■ **Dataset records**
------------------------------------------------

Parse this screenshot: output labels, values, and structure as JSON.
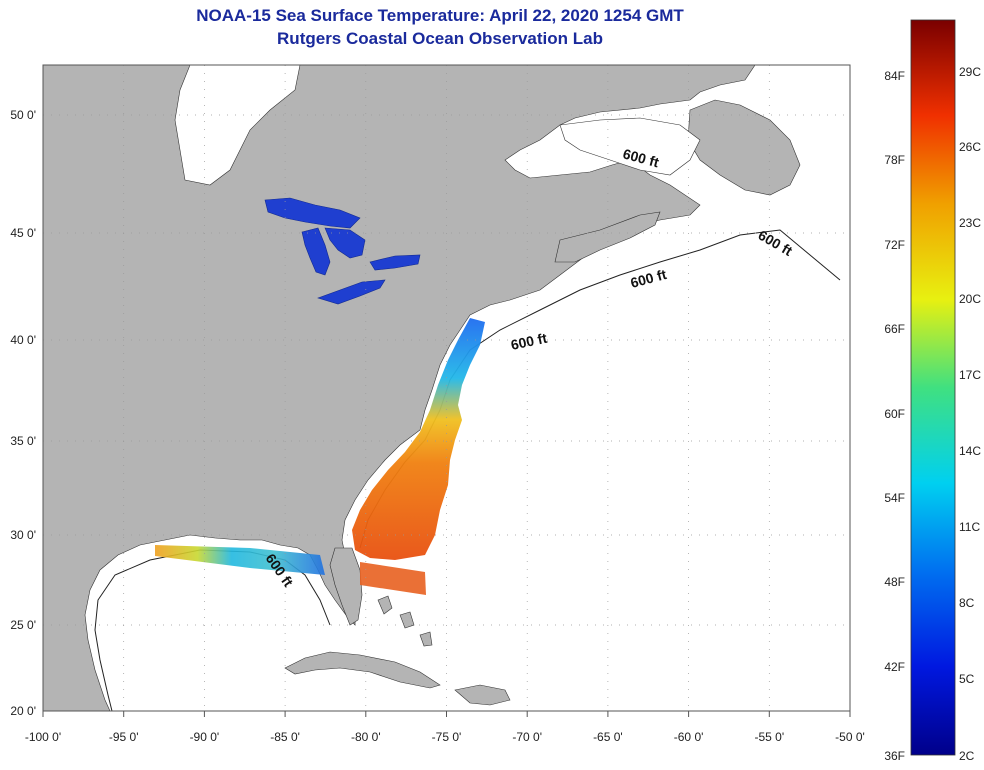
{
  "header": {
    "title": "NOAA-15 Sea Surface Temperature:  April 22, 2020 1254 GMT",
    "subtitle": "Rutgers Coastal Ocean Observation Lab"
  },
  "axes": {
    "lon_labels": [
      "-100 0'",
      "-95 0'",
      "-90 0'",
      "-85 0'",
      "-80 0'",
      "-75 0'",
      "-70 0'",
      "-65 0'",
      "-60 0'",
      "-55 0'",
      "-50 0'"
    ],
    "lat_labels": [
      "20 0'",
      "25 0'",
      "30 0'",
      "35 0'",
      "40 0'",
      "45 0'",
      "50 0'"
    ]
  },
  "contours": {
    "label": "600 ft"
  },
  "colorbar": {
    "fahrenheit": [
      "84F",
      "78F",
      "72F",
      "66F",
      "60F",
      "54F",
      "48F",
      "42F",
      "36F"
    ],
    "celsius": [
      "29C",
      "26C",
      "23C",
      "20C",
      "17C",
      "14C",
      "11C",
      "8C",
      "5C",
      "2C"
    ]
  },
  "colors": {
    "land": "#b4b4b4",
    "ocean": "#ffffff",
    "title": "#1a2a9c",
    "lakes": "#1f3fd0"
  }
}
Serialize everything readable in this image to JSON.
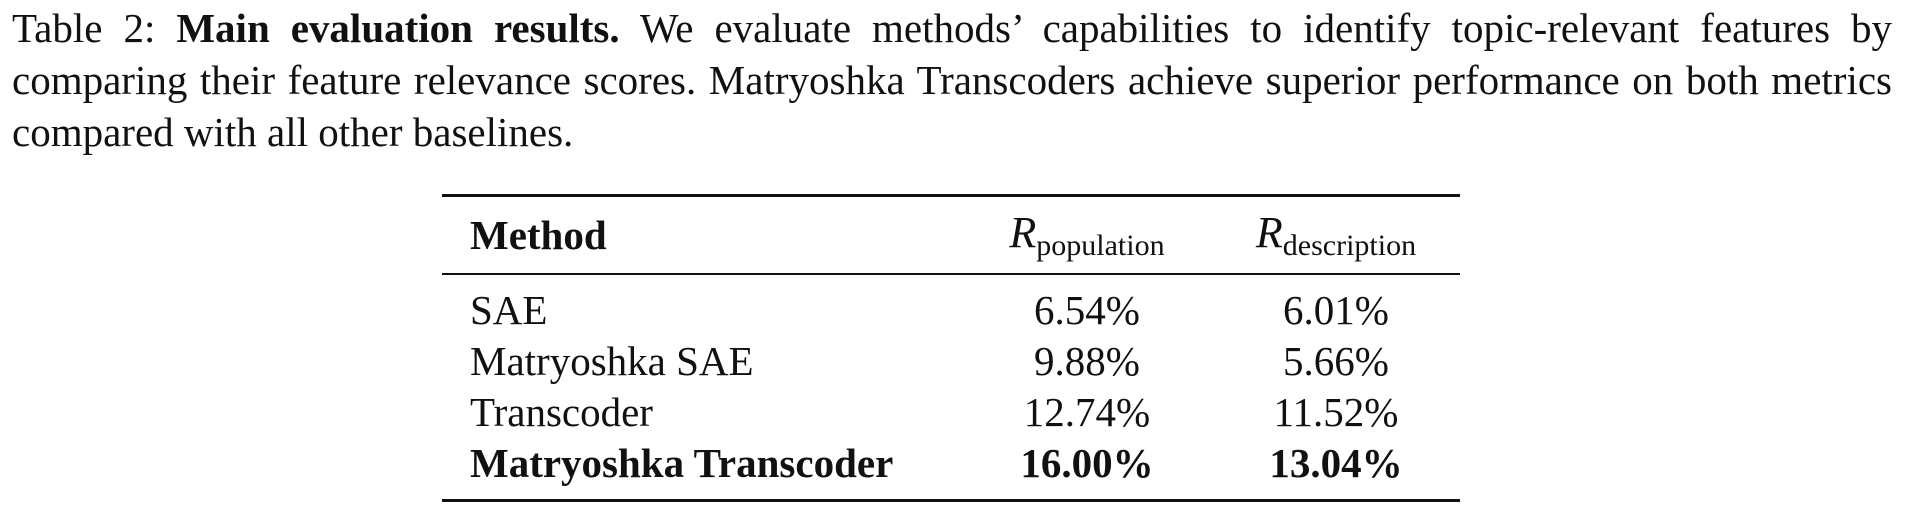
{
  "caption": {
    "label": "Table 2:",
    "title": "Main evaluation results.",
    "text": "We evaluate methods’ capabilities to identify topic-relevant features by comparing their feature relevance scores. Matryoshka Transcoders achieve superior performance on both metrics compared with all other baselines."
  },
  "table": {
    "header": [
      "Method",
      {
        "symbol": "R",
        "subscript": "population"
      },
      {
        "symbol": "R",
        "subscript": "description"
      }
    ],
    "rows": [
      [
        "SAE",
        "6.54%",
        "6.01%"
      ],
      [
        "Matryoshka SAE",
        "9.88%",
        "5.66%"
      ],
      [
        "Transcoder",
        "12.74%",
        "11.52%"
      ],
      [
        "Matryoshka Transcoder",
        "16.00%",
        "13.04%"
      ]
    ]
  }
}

------------------------------------------------

■ **Exercise goal**
Write every record out again exactly; no pictures belong in the copy.

■ **Task answer**
Parse this screenshot: output labels, values, and structure as JSON.
{
  "header": {
    "title": "NOAA-15 Sea Surface Temperature:  April 22, 2020 1254 GMT",
    "subtitle": "Rutgers Coastal Ocean Observation Lab"
  },
  "axes": {
    "lon_labels": [
      "-100 0'",
      "-95 0'",
      "-90 0'",
      "-85 0'",
      "-80 0'",
      "-75 0'",
      "-70 0'",
      "-65 0'",
      "-60 0'",
      "-55 0'",
      "-50 0'"
    ],
    "lat_labels": [
      "20 0'",
      "25 0'",
      "30 0'",
      "35 0'",
      "40 0'",
      "45 0'",
      "50 0'"
    ]
  },
  "contours": {
    "label": "600 ft"
  },
  "colorbar": {
    "fahrenheit": [
      "84F",
      "78F",
      "72F",
      "66F",
      "60F",
      "54F",
      "48F",
      "42F",
      "36F"
    ],
    "celsius": [
      "29C",
      "26C",
      "23C",
      "20C",
      "17C",
      "14C",
      "11C",
      "8C",
      "5C",
      "2C"
    ]
  },
  "colors": {
    "land": "#b4b4b4",
    "ocean": "#ffffff",
    "title": "#1a2a9c",
    "lakes": "#1f3fd0"
  }
}
Serialize everything readable in this image to JSON.
{
  "caption": {
    "label": "Table 2:",
    "title": "Main evaluation results.",
    "text": "We evaluate methods’ capabilities to identify topic-relevant features by comparing their feature relevance scores. Matryoshka Transcoders achieve superior performance on both metrics compared with all other baselines."
  },
  "table": {
    "header": [
      "Method",
      {
        "symbol": "R",
        "subscript": "population"
      },
      {
        "symbol": "R",
        "subscript": "description"
      }
    ],
    "rows": [
      [
        "SAE",
        "6.54%",
        "6.01%"
      ],
      [
        "Matryoshka SAE",
        "9.88%",
        "5.66%"
      ],
      [
        "Transcoder",
        "12.74%",
        "11.52%"
      ],
      [
        "Matryoshka Transcoder",
        "16.00%",
        "13.04%"
      ]
    ]
  }
}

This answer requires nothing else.